▸ **Task requirements**
Copy out each line below exactly as it appears.

▸ **Input material**

┌──

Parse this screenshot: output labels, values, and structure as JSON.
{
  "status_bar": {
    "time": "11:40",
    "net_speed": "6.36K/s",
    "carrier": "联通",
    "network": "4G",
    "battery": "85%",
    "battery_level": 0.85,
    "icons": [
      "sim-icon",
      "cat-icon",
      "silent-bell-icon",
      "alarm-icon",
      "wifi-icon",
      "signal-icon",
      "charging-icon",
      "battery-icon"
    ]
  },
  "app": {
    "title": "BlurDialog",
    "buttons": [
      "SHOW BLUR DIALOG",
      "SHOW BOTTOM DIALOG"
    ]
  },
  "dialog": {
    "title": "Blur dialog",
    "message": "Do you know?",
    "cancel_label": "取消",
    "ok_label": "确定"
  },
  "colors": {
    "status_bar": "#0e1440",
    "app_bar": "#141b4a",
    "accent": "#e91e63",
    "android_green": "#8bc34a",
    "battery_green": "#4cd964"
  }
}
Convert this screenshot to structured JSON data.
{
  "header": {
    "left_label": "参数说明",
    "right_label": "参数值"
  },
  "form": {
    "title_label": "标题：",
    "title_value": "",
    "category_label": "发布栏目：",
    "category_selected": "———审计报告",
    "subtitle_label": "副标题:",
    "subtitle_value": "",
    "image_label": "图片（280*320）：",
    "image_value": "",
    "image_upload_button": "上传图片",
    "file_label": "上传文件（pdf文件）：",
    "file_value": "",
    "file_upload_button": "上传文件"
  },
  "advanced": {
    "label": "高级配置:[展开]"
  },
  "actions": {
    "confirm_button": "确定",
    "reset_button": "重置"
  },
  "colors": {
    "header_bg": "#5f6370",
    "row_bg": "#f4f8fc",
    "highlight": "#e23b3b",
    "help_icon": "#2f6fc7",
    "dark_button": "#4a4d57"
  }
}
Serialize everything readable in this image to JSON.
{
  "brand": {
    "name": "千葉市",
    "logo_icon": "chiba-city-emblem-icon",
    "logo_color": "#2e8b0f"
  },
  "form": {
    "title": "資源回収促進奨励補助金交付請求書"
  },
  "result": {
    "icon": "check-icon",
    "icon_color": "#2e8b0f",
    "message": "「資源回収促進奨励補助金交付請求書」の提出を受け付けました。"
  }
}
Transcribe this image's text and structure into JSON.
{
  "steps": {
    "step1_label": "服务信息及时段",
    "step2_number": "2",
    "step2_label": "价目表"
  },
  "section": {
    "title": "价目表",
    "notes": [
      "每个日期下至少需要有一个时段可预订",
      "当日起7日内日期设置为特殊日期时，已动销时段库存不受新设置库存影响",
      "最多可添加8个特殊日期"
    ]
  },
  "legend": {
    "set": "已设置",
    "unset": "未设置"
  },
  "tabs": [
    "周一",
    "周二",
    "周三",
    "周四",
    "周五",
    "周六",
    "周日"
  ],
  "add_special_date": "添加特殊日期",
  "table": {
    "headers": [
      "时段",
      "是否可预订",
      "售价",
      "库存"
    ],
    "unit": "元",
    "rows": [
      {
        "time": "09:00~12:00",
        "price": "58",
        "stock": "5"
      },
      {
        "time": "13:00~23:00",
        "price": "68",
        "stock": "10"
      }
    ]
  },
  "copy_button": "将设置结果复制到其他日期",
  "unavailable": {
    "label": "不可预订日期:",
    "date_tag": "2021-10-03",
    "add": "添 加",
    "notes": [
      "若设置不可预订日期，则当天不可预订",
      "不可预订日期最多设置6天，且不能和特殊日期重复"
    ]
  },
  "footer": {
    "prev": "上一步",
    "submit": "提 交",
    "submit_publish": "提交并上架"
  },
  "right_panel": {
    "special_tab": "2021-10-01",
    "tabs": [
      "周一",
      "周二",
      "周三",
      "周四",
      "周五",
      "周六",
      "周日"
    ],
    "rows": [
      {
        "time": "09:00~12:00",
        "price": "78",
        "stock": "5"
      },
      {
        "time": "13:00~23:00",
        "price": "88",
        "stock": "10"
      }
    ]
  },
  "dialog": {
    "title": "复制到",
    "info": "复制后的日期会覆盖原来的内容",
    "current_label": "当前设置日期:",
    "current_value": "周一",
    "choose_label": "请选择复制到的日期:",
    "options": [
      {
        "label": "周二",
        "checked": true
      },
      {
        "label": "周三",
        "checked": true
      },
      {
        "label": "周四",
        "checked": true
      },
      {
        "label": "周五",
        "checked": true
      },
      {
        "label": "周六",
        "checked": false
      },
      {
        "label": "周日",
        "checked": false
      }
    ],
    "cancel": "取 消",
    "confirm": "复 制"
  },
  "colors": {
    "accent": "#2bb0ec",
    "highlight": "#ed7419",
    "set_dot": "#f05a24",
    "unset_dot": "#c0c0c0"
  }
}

└──

▸ **Correct result**
Parse this screenshot: output labels, values, and structure as JSON.
{
  "status_bar": {
    "time": "11:40",
    "net_speed": "6.36K/s",
    "carrier": "联通",
    "network": "4G",
    "battery": "85%",
    "battery_level": 0.85,
    "icons": [
      "sim-icon",
      "cat-icon",
      "silent-bell-icon",
      "alarm-icon",
      "wifi-icon",
      "signal-icon",
      "charging-icon",
      "battery-icon"
    ]
  },
  "app": {
    "title": "BlurDialog",
    "buttons": [
      "SHOW BLUR DIALOG",
      "SHOW BOTTOM DIALOG"
    ]
  },
  "dialog": {
    "title": "Blur dialog",
    "message": "Do you know?",
    "cancel_label": "取消",
    "ok_label": "确定"
  },
  "colors": {
    "status_bar": "#0e1440",
    "app_bar": "#141b4a",
    "accent": "#e91e63",
    "android_green": "#8bc34a",
    "battery_green": "#4cd964"
  }
}
Convert this screenshot to structured JSON data.
{
  "header": {
    "left_label": "参数说明",
    "right_label": "参数值"
  },
  "form": {
    "title_label": "标题：",
    "title_value": "",
    "category_label": "发布栏目：",
    "category_selected": "———审计报告",
    "subtitle_label": "副标题:",
    "subtitle_value": "",
    "image_label": "图片（280*320）：",
    "image_value": "",
    "image_upload_button": "上传图片",
    "file_label": "上传文件（pdf文件）：",
    "file_value": "",
    "file_upload_button": "上传文件"
  },
  "advanced": {
    "label": "高级配置:[展开]"
  },
  "actions": {
    "confirm_button": "确定",
    "reset_button": "重置"
  },
  "colors": {
    "header_bg": "#5f6370",
    "row_bg": "#f4f8fc",
    "highlight": "#e23b3b",
    "help_icon": "#2f6fc7",
    "dark_button": "#4a4d57"
  }
}
Serialize everything readable in this image to JSON.
{
  "brand": {
    "name": "千葉市",
    "logo_icon": "chiba-city-emblem-icon",
    "logo_color": "#2e8b0f"
  },
  "form": {
    "title": "資源回収促進奨励補助金交付請求書"
  },
  "result": {
    "icon": "check-icon",
    "icon_color": "#2e8b0f",
    "message": "「資源回収促進奨励補助金交付請求書」の提出を受け付けました。"
  }
}
Transcribe this image's text and structure into JSON.
{
  "steps": {
    "step1_label": "服务信息及时段",
    "step2_number": "2",
    "step2_label": "价目表"
  },
  "section": {
    "title": "价目表",
    "notes": [
      "每个日期下至少需要有一个时段可预订",
      "当日起7日内日期设置为特殊日期时，已动销时段库存不受新设置库存影响",
      "最多可添加8个特殊日期"
    ]
  },
  "legend": {
    "set": "已设置",
    "unset": "未设置"
  },
  "tabs": [
    "周一",
    "周二",
    "周三",
    "周四",
    "周五",
    "周六",
    "周日"
  ],
  "add_special_date": "添加特殊日期",
  "table": {
    "headers": [
      "时段",
      "是否可预订",
      "售价",
      "库存"
    ],
    "unit": "元",
    "rows": [
      {
        "time": "09:00~12:00",
        "price": "58",
        "stock": "5"
      },
      {
        "time": "13:00~23:00",
        "price": "68",
        "stock": "10"
      }
    ]
  },
  "copy_button": "将设置结果复制到其他日期",
  "unavailable": {
    "label": "不可预订日期:",
    "date_tag": "2021-10-03",
    "add": "添 加",
    "notes": [
      "若设置不可预订日期，则当天不可预订",
      "不可预订日期最多设置6天，且不能和特殊日期重复"
    ]
  },
  "footer": {
    "prev": "上一步",
    "submit": "提 交",
    "submit_publish": "提交并上架"
  },
  "right_panel": {
    "special_tab": "2021-10-01",
    "tabs": [
      "周一",
      "周二",
      "周三",
      "周四",
      "周五",
      "周六",
      "周日"
    ],
    "rows": [
      {
        "time": "09:00~12:00",
        "price": "78",
        "stock": "5"
      },
      {
        "time": "13:00~23:00",
        "price": "88",
        "stock": "10"
      }
    ]
  },
  "dialog": {
    "title": "复制到",
    "info": "复制后的日期会覆盖原来的内容",
    "current_label": "当前设置日期:",
    "current_value": "周一",
    "choose_label": "请选择复制到的日期:",
    "options": [
      {
        "label": "周二",
        "checked": true
      },
      {
        "label": "周三",
        "checked": true
      },
      {
        "label": "周四",
        "checked": true
      },
      {
        "label": "周五",
        "checked": true
      },
      {
        "label": "周六",
        "checked": false
      },
      {
        "label": "周日",
        "checked": false
      }
    ],
    "cancel": "取 消",
    "confirm": "复 制"
  },
  "colors": {
    "accent": "#2bb0ec",
    "highlight": "#ed7419",
    "set_dot": "#f05a24",
    "unset_dot": "#c0c0c0"
  }
}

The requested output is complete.